— begin Data for processing —

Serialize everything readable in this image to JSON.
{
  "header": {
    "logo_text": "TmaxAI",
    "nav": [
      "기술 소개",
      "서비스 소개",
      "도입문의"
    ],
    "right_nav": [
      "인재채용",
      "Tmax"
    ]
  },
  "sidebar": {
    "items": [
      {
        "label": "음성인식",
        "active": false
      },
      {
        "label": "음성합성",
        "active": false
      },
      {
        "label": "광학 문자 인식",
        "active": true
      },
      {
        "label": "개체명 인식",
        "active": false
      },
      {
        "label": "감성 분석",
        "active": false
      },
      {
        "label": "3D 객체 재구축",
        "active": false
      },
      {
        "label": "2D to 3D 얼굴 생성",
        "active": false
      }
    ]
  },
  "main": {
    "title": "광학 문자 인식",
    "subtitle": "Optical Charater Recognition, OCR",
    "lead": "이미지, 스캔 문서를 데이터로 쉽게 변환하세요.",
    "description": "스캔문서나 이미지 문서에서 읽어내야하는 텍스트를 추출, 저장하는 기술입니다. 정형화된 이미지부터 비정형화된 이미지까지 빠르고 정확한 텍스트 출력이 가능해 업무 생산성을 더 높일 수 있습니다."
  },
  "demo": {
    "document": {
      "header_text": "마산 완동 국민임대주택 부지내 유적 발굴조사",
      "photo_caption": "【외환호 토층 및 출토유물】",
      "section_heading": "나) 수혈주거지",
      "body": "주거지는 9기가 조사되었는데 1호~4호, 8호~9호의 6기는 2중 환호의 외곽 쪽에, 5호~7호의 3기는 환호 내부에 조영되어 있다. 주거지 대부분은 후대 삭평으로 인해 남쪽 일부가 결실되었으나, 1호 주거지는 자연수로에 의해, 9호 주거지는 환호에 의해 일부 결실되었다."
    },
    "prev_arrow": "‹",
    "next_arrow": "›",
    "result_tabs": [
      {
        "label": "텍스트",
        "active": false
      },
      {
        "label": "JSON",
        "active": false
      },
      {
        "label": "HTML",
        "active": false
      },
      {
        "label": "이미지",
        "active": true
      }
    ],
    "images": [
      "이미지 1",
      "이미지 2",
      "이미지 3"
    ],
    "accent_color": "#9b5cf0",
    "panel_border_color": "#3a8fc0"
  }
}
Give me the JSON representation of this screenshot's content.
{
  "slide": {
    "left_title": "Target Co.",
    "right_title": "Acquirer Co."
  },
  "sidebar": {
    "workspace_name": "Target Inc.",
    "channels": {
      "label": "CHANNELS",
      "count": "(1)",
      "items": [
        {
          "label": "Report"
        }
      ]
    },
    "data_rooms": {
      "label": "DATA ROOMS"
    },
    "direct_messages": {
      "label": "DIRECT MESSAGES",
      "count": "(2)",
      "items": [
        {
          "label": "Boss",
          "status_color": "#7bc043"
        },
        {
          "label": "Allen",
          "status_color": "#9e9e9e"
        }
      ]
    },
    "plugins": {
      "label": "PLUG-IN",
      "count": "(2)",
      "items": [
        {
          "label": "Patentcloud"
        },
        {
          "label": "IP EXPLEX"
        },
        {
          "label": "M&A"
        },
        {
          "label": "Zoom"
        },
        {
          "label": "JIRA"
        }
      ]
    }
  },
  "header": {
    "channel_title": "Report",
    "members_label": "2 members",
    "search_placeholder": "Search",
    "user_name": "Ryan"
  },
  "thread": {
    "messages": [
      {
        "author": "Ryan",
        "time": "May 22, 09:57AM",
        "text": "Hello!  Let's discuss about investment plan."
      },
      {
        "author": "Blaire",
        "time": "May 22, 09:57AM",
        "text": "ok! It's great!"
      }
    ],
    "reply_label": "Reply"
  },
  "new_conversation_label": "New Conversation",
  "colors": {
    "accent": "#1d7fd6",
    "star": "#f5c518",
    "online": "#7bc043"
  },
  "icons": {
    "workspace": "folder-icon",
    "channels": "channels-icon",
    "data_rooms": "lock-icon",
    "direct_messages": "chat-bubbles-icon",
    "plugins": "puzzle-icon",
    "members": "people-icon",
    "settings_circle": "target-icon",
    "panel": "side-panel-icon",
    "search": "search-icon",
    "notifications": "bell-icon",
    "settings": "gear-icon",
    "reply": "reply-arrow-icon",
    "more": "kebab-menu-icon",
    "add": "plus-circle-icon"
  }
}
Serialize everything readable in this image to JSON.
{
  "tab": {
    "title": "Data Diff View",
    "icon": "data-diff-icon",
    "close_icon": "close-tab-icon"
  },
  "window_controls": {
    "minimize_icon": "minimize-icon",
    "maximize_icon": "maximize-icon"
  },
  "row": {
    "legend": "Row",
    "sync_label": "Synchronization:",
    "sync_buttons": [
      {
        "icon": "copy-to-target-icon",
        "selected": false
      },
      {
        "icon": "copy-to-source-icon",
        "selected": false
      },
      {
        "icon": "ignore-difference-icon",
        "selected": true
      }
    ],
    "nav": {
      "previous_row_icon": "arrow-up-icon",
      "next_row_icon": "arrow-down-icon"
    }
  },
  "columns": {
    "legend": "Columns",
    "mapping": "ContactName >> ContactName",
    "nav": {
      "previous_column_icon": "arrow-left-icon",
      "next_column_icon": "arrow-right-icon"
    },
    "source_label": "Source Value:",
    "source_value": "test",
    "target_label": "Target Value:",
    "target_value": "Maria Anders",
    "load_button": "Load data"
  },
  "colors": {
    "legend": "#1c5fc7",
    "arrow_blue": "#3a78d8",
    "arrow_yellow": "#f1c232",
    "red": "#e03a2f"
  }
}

— end Data for processing —

Transcribe the data above in full, exactly.

Serialize everything readable in this image to JSON.
{
  "header": {
    "logo_text": "TmaxAI",
    "nav": [
      "기술 소개",
      "서비스 소개",
      "도입문의"
    ],
    "right_nav": [
      "인재채용",
      "Tmax"
    ]
  },
  "sidebar": {
    "items": [
      {
        "label": "음성인식",
        "active": false
      },
      {
        "label": "음성합성",
        "active": false
      },
      {
        "label": "광학 문자 인식",
        "active": true
      },
      {
        "label": "개체명 인식",
        "active": false
      },
      {
        "label": "감성 분석",
        "active": false
      },
      {
        "label": "3D 객체 재구축",
        "active": false
      },
      {
        "label": "2D to 3D 얼굴 생성",
        "active": false
      }
    ]
  },
  "main": {
    "title": "광학 문자 인식",
    "subtitle": "Optical Charater Recognition, OCR",
    "lead": "이미지, 스캔 문서를 데이터로 쉽게 변환하세요.",
    "description": "스캔문서나 이미지 문서에서 읽어내야하는 텍스트를 추출, 저장하는 기술입니다. 정형화된 이미지부터 비정형화된 이미지까지 빠르고 정확한 텍스트 출력이 가능해 업무 생산성을 더 높일 수 있습니다."
  },
  "demo": {
    "document": {
      "header_text": "마산 완동 국민임대주택 부지내 유적 발굴조사",
      "photo_caption": "【외환호 토층 및 출토유물】",
      "section_heading": "나) 수혈주거지",
      "body": "주거지는 9기가 조사되었는데 1호~4호, 8호~9호의 6기는 2중 환호의 외곽 쪽에, 5호~7호의 3기는 환호 내부에 조영되어 있다. 주거지 대부분은 후대 삭평으로 인해 남쪽 일부가 결실되었으나, 1호 주거지는 자연수로에 의해, 9호 주거지는 환호에 의해 일부 결실되었다."
    },
    "prev_arrow": "‹",
    "next_arrow": "›",
    "result_tabs": [
      {
        "label": "텍스트",
        "active": false
      },
      {
        "label": "JSON",
        "active": false
      },
      {
        "label": "HTML",
        "active": false
      },
      {
        "label": "이미지",
        "active": true
      }
    ],
    "images": [
      "이미지 1",
      "이미지 2",
      "이미지 3"
    ],
    "accent_color": "#9b5cf0",
    "panel_border_color": "#3a8fc0"
  }
}
Give me the JSON representation of this screenshot's content.
{
  "slide": {
    "left_title": "Target Co.",
    "right_title": "Acquirer Co."
  },
  "sidebar": {
    "workspace_name": "Target Inc.",
    "channels": {
      "label": "CHANNELS",
      "count": "(1)",
      "items": [
        {
          "label": "Report"
        }
      ]
    },
    "data_rooms": {
      "label": "DATA ROOMS"
    },
    "direct_messages": {
      "label": "DIRECT MESSAGES",
      "count": "(2)",
      "items": [
        {
          "label": "Boss",
          "status_color": "#7bc043"
        },
        {
          "label": "Allen",
          "status_color": "#9e9e9e"
        }
      ]
    },
    "plugins": {
      "label": "PLUG-IN",
      "count": "(2)",
      "items": [
        {
          "label": "Patentcloud"
        },
        {
          "label": "IP EXPLEX"
        },
        {
          "label": "M&A"
        },
        {
          "label": "Zoom"
        },
        {
          "label": "JIRA"
        }
      ]
    }
  },
  "header": {
    "channel_title": "Report",
    "members_label": "2 members",
    "search_placeholder": "Search",
    "user_name": "Ryan"
  },
  "thread": {
    "messages": [
      {
        "author": "Ryan",
        "time": "May 22, 09:57AM",
        "text": "Hello!  Let's discuss about investment plan."
      },
      {
        "author": "Blaire",
        "time": "May 22, 09:57AM",
        "text": "ok! It's great!"
      }
    ],
    "reply_label": "Reply"
  },
  "new_conversation_label": "New Conversation",
  "colors": {
    "accent": "#1d7fd6",
    "star": "#f5c518",
    "online": "#7bc043"
  },
  "icons": {
    "workspace": "folder-icon",
    "channels": "channels-icon",
    "data_rooms": "lock-icon",
    "direct_messages": "chat-bubbles-icon",
    "plugins": "puzzle-icon",
    "members": "people-icon",
    "settings_circle": "target-icon",
    "panel": "side-panel-icon",
    "search": "search-icon",
    "notifications": "bell-icon",
    "settings": "gear-icon",
    "reply": "reply-arrow-icon",
    "more": "kebab-menu-icon",
    "add": "plus-circle-icon"
  }
}
Serialize everything readable in this image to JSON.
{
  "tab": {
    "title": "Data Diff View",
    "icon": "data-diff-icon",
    "close_icon": "close-tab-icon"
  },
  "window_controls": {
    "minimize_icon": "minimize-icon",
    "maximize_icon": "maximize-icon"
  },
  "row": {
    "legend": "Row",
    "sync_label": "Synchronization:",
    "sync_buttons": [
      {
        "icon": "copy-to-target-icon",
        "selected": false
      },
      {
        "icon": "copy-to-source-icon",
        "selected": false
      },
      {
        "icon": "ignore-difference-icon",
        "selected": true
      }
    ],
    "nav": {
      "previous_row_icon": "arrow-up-icon",
      "next_row_icon": "arrow-down-icon"
    }
  },
  "columns": {
    "legend": "Columns",
    "mapping": "ContactName >> ContactName",
    "nav": {
      "previous_column_icon": "arrow-left-icon",
      "next_column_icon": "arrow-right-icon"
    },
    "source_label": "Source Value:",
    "source_value": "test",
    "target_label": "Target Value:",
    "target_value": "Maria Anders",
    "load_button": "Load data"
  },
  "colors": {
    "legend": "#1c5fc7",
    "arrow_blue": "#3a78d8",
    "arrow_yellow": "#f1c232",
    "red": "#e03a2f"
  }
}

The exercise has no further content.